**THE EXERCISE:** Copy every record exactly, and keep the pictures out.

(Collected data entries)
+-------+
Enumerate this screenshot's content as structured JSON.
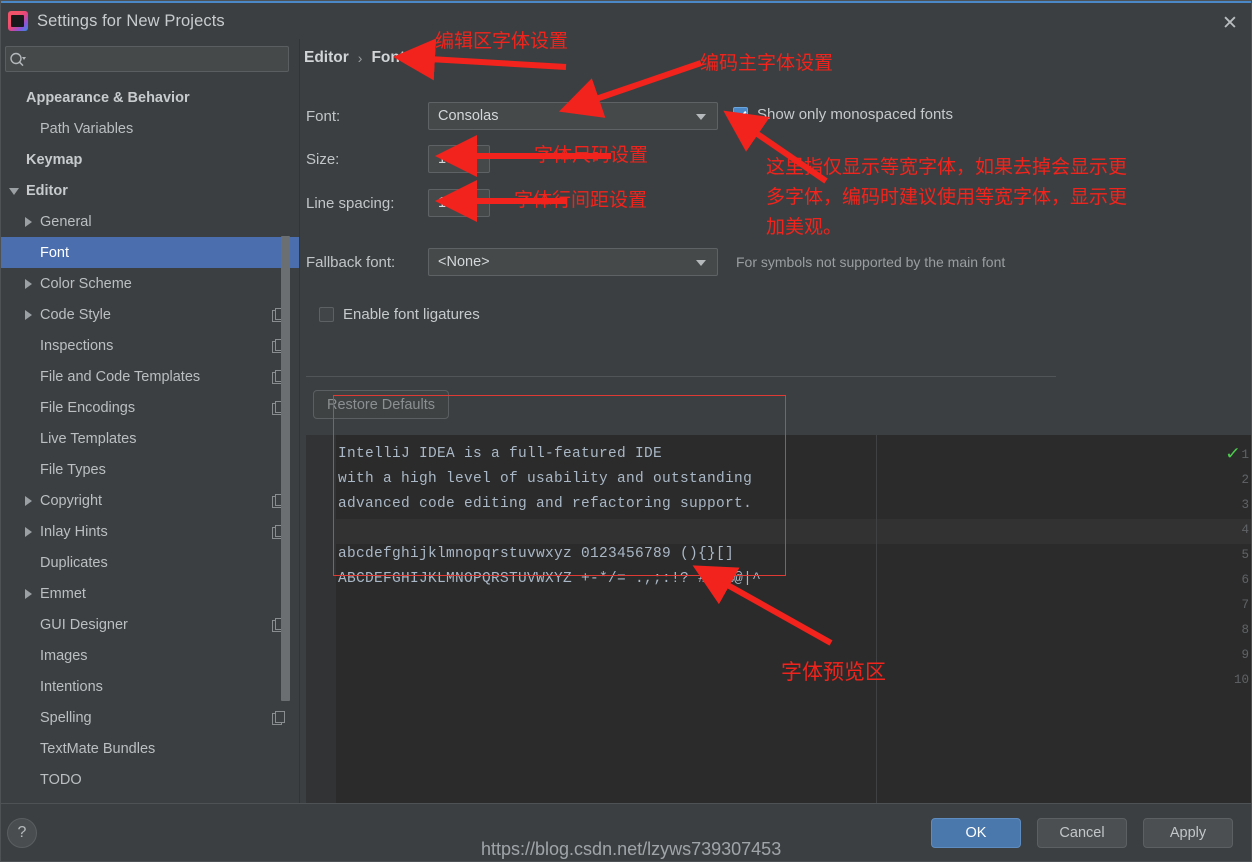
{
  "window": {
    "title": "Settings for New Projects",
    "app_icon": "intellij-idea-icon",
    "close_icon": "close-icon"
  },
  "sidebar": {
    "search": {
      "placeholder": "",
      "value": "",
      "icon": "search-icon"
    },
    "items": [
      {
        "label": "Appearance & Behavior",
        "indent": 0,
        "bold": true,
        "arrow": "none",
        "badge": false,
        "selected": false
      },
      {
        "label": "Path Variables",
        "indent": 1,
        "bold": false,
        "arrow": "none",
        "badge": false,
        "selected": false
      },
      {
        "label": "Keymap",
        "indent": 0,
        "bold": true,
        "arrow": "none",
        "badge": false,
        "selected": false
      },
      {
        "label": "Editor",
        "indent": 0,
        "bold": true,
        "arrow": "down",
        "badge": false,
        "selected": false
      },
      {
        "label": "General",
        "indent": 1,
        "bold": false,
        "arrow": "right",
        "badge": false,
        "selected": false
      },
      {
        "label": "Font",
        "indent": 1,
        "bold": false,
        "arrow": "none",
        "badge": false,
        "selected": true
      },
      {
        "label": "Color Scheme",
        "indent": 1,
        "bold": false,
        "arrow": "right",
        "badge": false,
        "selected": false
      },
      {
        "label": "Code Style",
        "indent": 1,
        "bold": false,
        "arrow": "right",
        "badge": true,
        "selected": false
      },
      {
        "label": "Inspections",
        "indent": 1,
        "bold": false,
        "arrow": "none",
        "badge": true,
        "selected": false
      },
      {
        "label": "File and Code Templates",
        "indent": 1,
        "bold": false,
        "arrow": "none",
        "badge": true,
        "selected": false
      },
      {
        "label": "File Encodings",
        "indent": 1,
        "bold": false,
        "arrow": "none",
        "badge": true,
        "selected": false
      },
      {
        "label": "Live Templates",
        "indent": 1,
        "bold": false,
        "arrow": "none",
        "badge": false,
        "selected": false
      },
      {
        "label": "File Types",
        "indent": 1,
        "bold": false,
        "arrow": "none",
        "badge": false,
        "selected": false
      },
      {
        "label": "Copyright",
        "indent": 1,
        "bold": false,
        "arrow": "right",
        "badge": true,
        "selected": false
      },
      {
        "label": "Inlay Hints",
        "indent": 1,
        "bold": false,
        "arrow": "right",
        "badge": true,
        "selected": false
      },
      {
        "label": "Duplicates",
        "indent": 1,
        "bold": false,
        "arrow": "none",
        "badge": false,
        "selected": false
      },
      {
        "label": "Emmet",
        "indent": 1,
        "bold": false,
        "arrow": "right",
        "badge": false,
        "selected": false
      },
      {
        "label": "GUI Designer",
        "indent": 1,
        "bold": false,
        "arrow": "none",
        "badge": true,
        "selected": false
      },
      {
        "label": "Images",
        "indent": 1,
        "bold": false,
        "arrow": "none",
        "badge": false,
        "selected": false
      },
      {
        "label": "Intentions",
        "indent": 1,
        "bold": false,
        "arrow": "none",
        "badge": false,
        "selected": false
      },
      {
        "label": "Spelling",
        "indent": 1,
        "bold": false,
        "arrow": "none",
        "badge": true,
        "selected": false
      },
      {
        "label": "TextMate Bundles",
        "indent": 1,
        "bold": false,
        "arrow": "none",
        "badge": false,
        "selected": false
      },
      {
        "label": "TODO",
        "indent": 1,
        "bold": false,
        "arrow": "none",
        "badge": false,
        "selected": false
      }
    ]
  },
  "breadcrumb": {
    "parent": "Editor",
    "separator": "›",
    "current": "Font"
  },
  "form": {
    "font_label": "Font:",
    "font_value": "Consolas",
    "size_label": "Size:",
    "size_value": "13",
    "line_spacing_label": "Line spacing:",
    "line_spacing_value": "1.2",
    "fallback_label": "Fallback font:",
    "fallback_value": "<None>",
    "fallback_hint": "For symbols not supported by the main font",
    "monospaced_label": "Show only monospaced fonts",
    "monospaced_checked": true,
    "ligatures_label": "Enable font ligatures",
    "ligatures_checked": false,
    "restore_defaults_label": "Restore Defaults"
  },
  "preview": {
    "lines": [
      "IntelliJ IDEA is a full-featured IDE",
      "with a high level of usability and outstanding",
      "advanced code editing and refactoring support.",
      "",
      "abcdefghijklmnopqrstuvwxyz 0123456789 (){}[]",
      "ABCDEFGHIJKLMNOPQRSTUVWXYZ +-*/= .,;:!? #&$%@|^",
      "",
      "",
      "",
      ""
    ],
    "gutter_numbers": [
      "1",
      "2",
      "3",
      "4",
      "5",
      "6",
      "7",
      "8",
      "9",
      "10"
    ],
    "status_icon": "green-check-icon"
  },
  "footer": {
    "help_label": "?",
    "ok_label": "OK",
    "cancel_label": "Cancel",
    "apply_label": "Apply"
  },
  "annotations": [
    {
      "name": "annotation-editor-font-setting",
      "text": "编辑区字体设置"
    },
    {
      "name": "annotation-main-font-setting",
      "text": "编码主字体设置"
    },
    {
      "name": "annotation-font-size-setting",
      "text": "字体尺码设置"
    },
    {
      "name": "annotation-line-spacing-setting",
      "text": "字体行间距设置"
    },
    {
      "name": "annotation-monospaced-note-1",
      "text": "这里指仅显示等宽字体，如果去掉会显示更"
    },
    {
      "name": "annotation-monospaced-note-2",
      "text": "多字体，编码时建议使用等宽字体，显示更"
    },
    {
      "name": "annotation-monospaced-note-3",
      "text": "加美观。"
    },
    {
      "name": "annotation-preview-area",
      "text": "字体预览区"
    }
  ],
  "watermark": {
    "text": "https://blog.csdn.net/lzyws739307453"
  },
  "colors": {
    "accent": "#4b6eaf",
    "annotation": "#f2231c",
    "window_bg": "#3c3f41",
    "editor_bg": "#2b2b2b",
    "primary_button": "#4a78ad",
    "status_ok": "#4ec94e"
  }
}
+-------+
**EXERCISE ANSWER:**
Enumerate this screenshot's content as structured JSON.
{
  "window": {
    "title": "Settings for New Projects",
    "app_icon": "intellij-idea-icon",
    "close_icon": "close-icon"
  },
  "sidebar": {
    "search": {
      "placeholder": "",
      "value": "",
      "icon": "search-icon"
    },
    "items": [
      {
        "label": "Appearance & Behavior",
        "indent": 0,
        "bold": true,
        "arrow": "none",
        "badge": false,
        "selected": false
      },
      {
        "label": "Path Variables",
        "indent": 1,
        "bold": false,
        "arrow": "none",
        "badge": false,
        "selected": false
      },
      {
        "label": "Keymap",
        "indent": 0,
        "bold": true,
        "arrow": "none",
        "badge": false,
        "selected": false
      },
      {
        "label": "Editor",
        "indent": 0,
        "bold": true,
        "arrow": "down",
        "badge": false,
        "selected": false
      },
      {
        "label": "General",
        "indent": 1,
        "bold": false,
        "arrow": "right",
        "badge": false,
        "selected": false
      },
      {
        "label": "Font",
        "indent": 1,
        "bold": false,
        "arrow": "none",
        "badge": false,
        "selected": true
      },
      {
        "label": "Color Scheme",
        "indent": 1,
        "bold": false,
        "arrow": "right",
        "badge": false,
        "selected": false
      },
      {
        "label": "Code Style",
        "indent": 1,
        "bold": false,
        "arrow": "right",
        "badge": true,
        "selected": false
      },
      {
        "label": "Inspections",
        "indent": 1,
        "bold": false,
        "arrow": "none",
        "badge": true,
        "selected": false
      },
      {
        "label": "File and Code Templates",
        "indent": 1,
        "bold": false,
        "arrow": "none",
        "badge": true,
        "selected": false
      },
      {
        "label": "File Encodings",
        "indent": 1,
        "bold": false,
        "arrow": "none",
        "badge": true,
        "selected": false
      },
      {
        "label": "Live Templates",
        "indent": 1,
        "bold": false,
        "arrow": "none",
        "badge": false,
        "selected": false
      },
      {
        "label": "File Types",
        "indent": 1,
        "bold": false,
        "arrow": "none",
        "badge": false,
        "selected": false
      },
      {
        "label": "Copyright",
        "indent": 1,
        "bold": false,
        "arrow": "right",
        "badge": true,
        "selected": false
      },
      {
        "label": "Inlay Hints",
        "indent": 1,
        "bold": false,
        "arrow": "right",
        "badge": true,
        "selected": false
      },
      {
        "label": "Duplicates",
        "indent": 1,
        "bold": false,
        "arrow": "none",
        "badge": false,
        "selected": false
      },
      {
        "label": "Emmet",
        "indent": 1,
        "bold": false,
        "arrow": "right",
        "badge": false,
        "selected": false
      },
      {
        "label": "GUI Designer",
        "indent": 1,
        "bold": false,
        "arrow": "none",
        "badge": true,
        "selected": false
      },
      {
        "label": "Images",
        "indent": 1,
        "bold": false,
        "arrow": "none",
        "badge": false,
        "selected": false
      },
      {
        "label": "Intentions",
        "indent": 1,
        "bold": false,
        "arrow": "none",
        "badge": false,
        "selected": false
      },
      {
        "label": "Spelling",
        "indent": 1,
        "bold": false,
        "arrow": "none",
        "badge": true,
        "selected": false
      },
      {
        "label": "TextMate Bundles",
        "indent": 1,
        "bold": false,
        "arrow": "none",
        "badge": false,
        "selected": false
      },
      {
        "label": "TODO",
        "indent": 1,
        "bold": false,
        "arrow": "none",
        "badge": false,
        "selected": false
      }
    ]
  },
  "breadcrumb": {
    "parent": "Editor",
    "separator": "›",
    "current": "Font"
  },
  "form": {
    "font_label": "Font:",
    "font_value": "Consolas",
    "size_label": "Size:",
    "size_value": "13",
    "line_spacing_label": "Line spacing:",
    "line_spacing_value": "1.2",
    "fallback_label": "Fallback font:",
    "fallback_value": "<None>",
    "fallback_hint": "For symbols not supported by the main font",
    "monospaced_label": "Show only monospaced fonts",
    "monospaced_checked": true,
    "ligatures_label": "Enable font ligatures",
    "ligatures_checked": false,
    "restore_defaults_label": "Restore Defaults"
  },
  "preview": {
    "lines": [
      "IntelliJ IDEA is a full-featured IDE",
      "with a high level of usability and outstanding",
      "advanced code editing and refactoring support.",
      "",
      "abcdefghijklmnopqrstuvwxyz 0123456789 (){}[]",
      "ABCDEFGHIJKLMNOPQRSTUVWXYZ +-*/= .,;:!? #&$%@|^",
      "",
      "",
      "",
      ""
    ],
    "gutter_numbers": [
      "1",
      "2",
      "3",
      "4",
      "5",
      "6",
      "7",
      "8",
      "9",
      "10"
    ],
    "status_icon": "green-check-icon"
  },
  "footer": {
    "help_label": "?",
    "ok_label": "OK",
    "cancel_label": "Cancel",
    "apply_label": "Apply"
  },
  "annotations": [
    {
      "name": "annotation-editor-font-setting",
      "text": "编辑区字体设置"
    },
    {
      "name": "annotation-main-font-setting",
      "text": "编码主字体设置"
    },
    {
      "name": "annotation-font-size-setting",
      "text": "字体尺码设置"
    },
    {
      "name": "annotation-line-spacing-setting",
      "text": "字体行间距设置"
    },
    {
      "name": "annotation-monospaced-note-1",
      "text": "这里指仅显示等宽字体，如果去掉会显示更"
    },
    {
      "name": "annotation-monospaced-note-2",
      "text": "多字体，编码时建议使用等宽字体，显示更"
    },
    {
      "name": "annotation-monospaced-note-3",
      "text": "加美观。"
    },
    {
      "name": "annotation-preview-area",
      "text": "字体预览区"
    }
  ],
  "watermark": {
    "text": "https://blog.csdn.net/lzyws739307453"
  },
  "colors": {
    "accent": "#4b6eaf",
    "annotation": "#f2231c",
    "window_bg": "#3c3f41",
    "editor_bg": "#2b2b2b",
    "primary_button": "#4a78ad",
    "status_ok": "#4ec94e"
  }
}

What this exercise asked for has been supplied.